Task » Report only the number of lines in the records that contain the word "propósito".

Raw records »
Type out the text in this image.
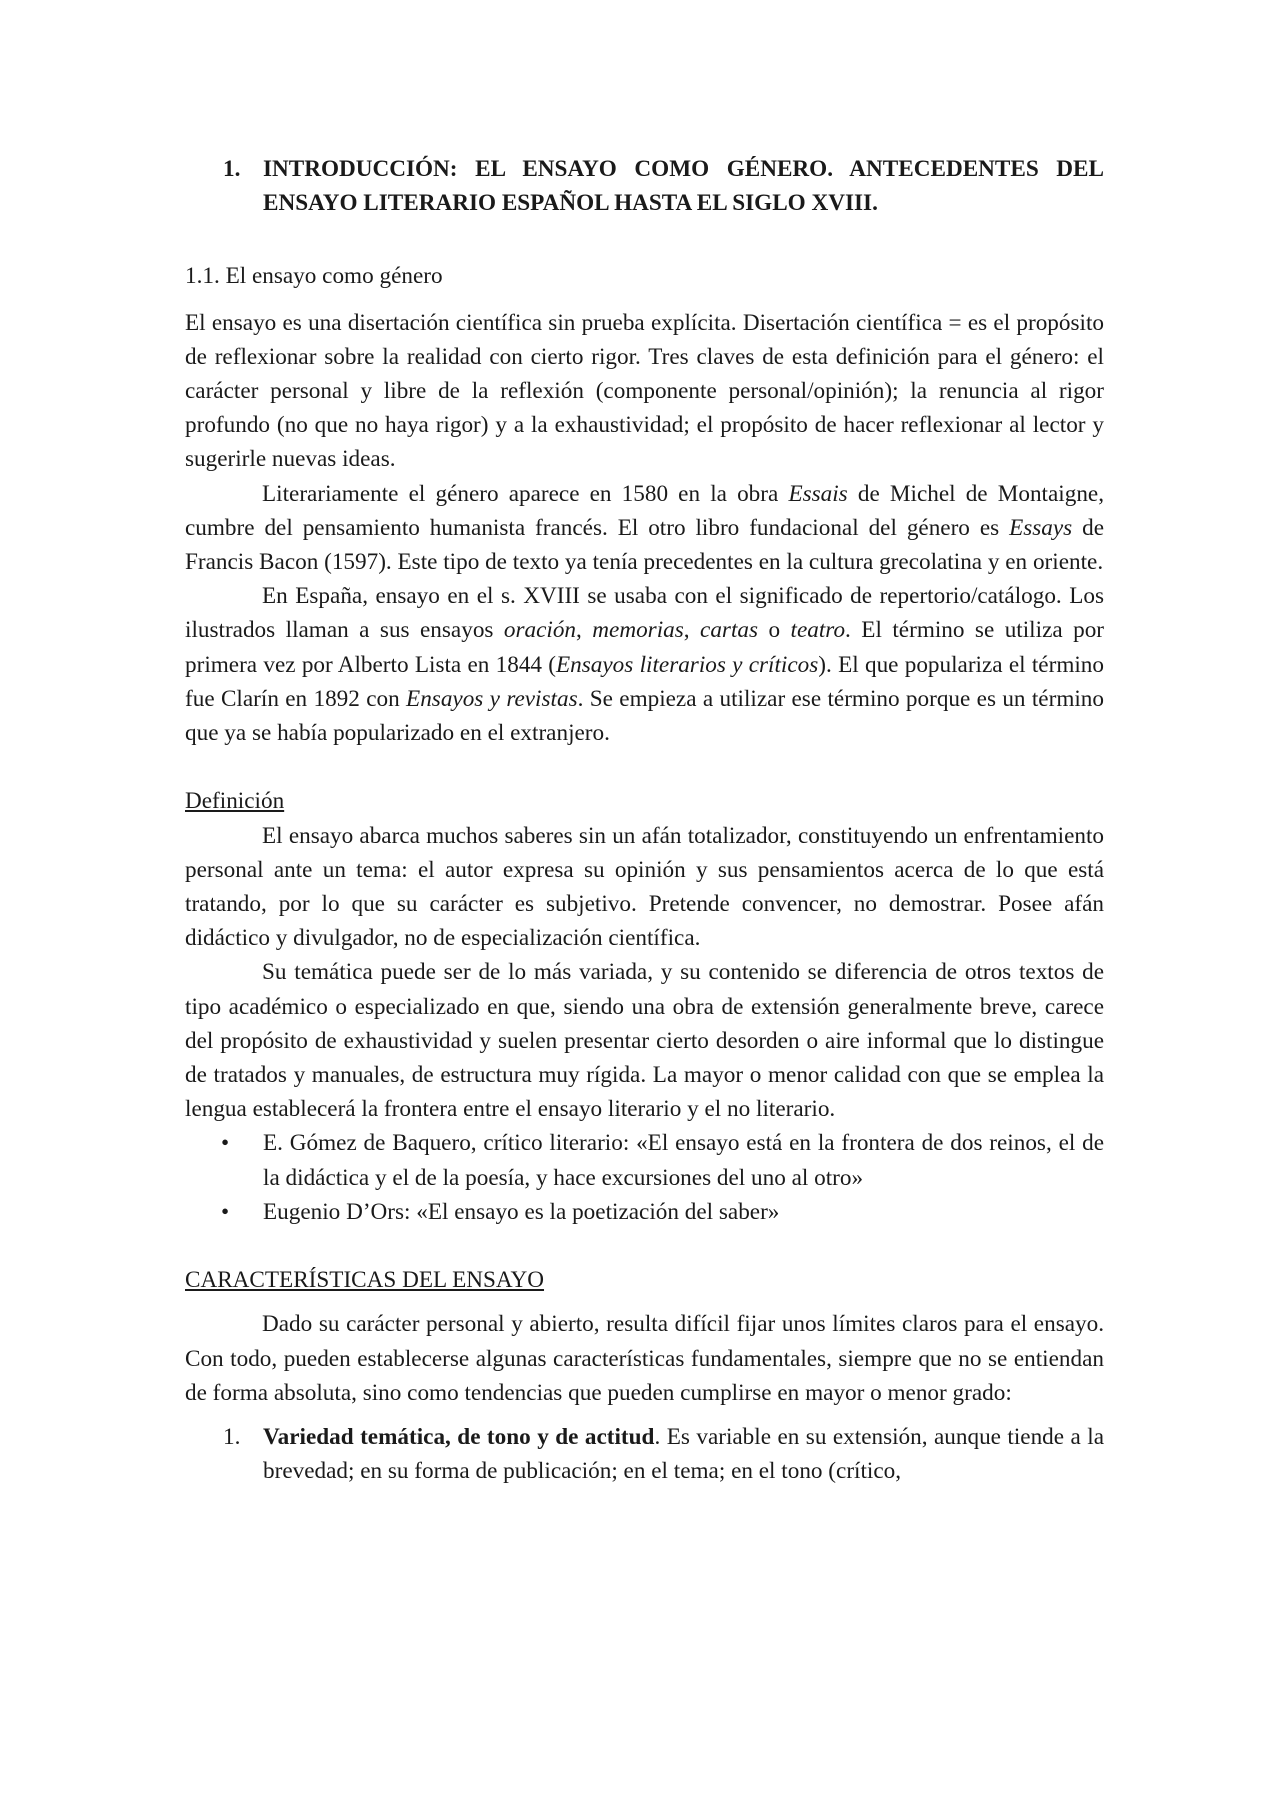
1. INTRODUCCIÓN: EL ENSAYO COMO GÉNERO. ANTECEDENTES DEL ENSAYO LITERARIO ESPAÑOL HASTA EL SIGLO XVIII.

1.1. El ensayo como género

El ensayo es una disertación científica sin prueba explícita. Disertación científica = es el propósito de reflexionar sobre la realidad con cierto rigor. Tres claves de esta definición para el género: el carácter personal y libre de la reflexión (componente personal/opinión); la renuncia al rigor profundo (no que no haya rigor) y a la exhaustividad; el propósito de hacer reflexionar al lector y sugerirle nuevas ideas.

Literariamente el género aparece en 1580 en la obra Essais de Michel de Montaigne, cumbre del pensamiento humanista francés. El otro libro fundacional del género es Essays de Francis Bacon (1597). Este tipo de texto ya tenía precedentes en la cultura grecolatina y en oriente.

En España, ensayo en el s. XVIII se usaba con el significado de repertorio/catálogo. Los ilustrados llaman a sus ensayos oración, memorias, cartas o teatro. El término se utiliza por primera vez por Alberto Lista en 1844 (Ensayos literarios y críticos). El que populariza el término fue Clarín en 1892 con Ensayos y revistas. Se empieza a utilizar ese término porque es un término que ya se había popularizado en el extranjero.

Definición

El ensayo abarca muchos saberes sin un afán totalizador, constituyendo un enfrentamiento personal ante un tema: el autor expresa su opinión y sus pensamientos acerca de lo que está tratando, por lo que su carácter es subjetivo. Pretende convencer, no demostrar. Posee afán didáctico y divulgador, no de especialización científica.

Su temática puede ser de lo más variada, y su contenido se diferencia de otros textos de tipo académico o especializado en que, siendo una obra de extensión generalmente breve, carece del propósito de exhaustividad y suelen presentar cierto desorden o aire informal que lo distingue de tratados y manuales, de estructura muy rígida. La mayor o menor calidad con que se emplea la lengua establecerá la frontera entre el ensayo literario y el no literario.

•	E. Gómez de Baquero, crítico literario: «El ensayo está en la frontera de dos reinos, el de la didáctica y el de la poesía, y hace excursiones del uno al otro»
•	Eugenio D’Ors: «El ensayo es la poetización del saber»

CARACTERÍSTICAS DEL ENSAYO

Dado su carácter personal y abierto, resulta difícil fijar unos límites claros para el ensayo. Con todo, pueden establecerse algunas características fundamentales, siempre que no se entiendan de forma absoluta, sino como tendencias que pueden cumplirse en mayor o menor grado:

1. Variedad temática, de tono y de actitud. Es variable en su extensión, aunque tiende a la brevedad; en su forma de publicación; en el tema; en el tono (crítico,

The reply » 2